**Provided information:**
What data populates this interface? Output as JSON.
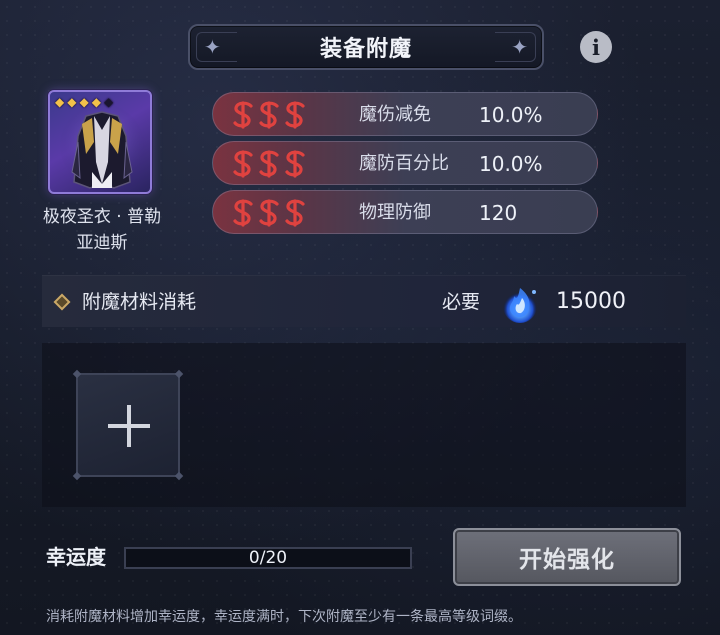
{
  "header": {
    "title": "装备附魔"
  },
  "info_button": {
    "icon": "info-icon",
    "glyph": "i"
  },
  "equipment": {
    "name_line1": "极夜圣衣 · 普勒",
    "name_line2": "亚迪斯",
    "rarity_filled": 4,
    "rarity_total": 5,
    "star_glyph": "◆"
  },
  "attributes": [
    {
      "rune_icon": "rune-s-icon",
      "name": "魔伤减免",
      "value": "10.0%"
    },
    {
      "rune_icon": "rune-s-icon",
      "name": "魔防百分比",
      "value": "10.0%"
    },
    {
      "rune_icon": "rune-s-icon",
      "name": "物理防御",
      "value": "120"
    }
  ],
  "materials": {
    "label": "附魔材料消耗",
    "required_label": "必要",
    "currency_icon": "blue-spirit-fire-icon",
    "required_amount": "15000"
  },
  "luck": {
    "label": "幸运度",
    "current": 0,
    "max": 20,
    "text": "0/20"
  },
  "start_button": {
    "label": "开始强化"
  },
  "hint": "消耗附魔材料增加幸运度，幸运度满时，下次附魔至少有一条最高等级词缀。",
  "colors": {
    "rune_red": "#e0423f",
    "star_gold": "#f2c14a",
    "accent_blue": "#3a8cff"
  }
}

**Description of the task:**
Transcribe the material exactly, and leave out whatever pictures it holds.

**Full solution:**
What data populates this interface? Output as JSON.
{
  "header": {
    "title": "装备附魔"
  },
  "info_button": {
    "icon": "info-icon",
    "glyph": "i"
  },
  "equipment": {
    "name_line1": "极夜圣衣 · 普勒",
    "name_line2": "亚迪斯",
    "rarity_filled": 4,
    "rarity_total": 5,
    "star_glyph": "◆"
  },
  "attributes": [
    {
      "rune_icon": "rune-s-icon",
      "name": "魔伤减免",
      "value": "10.0%"
    },
    {
      "rune_icon": "rune-s-icon",
      "name": "魔防百分比",
      "value": "10.0%"
    },
    {
      "rune_icon": "rune-s-icon",
      "name": "物理防御",
      "value": "120"
    }
  ],
  "materials": {
    "label": "附魔材料消耗",
    "required_label": "必要",
    "currency_icon": "blue-spirit-fire-icon",
    "required_amount": "15000"
  },
  "luck": {
    "label": "幸运度",
    "current": 0,
    "max": 20,
    "text": "0/20"
  },
  "start_button": {
    "label": "开始强化"
  },
  "hint": "消耗附魔材料增加幸运度，幸运度满时，下次附魔至少有一条最高等级词缀。",
  "colors": {
    "rune_red": "#e0423f",
    "star_gold": "#f2c14a",
    "accent_blue": "#3a8cff"
  }
}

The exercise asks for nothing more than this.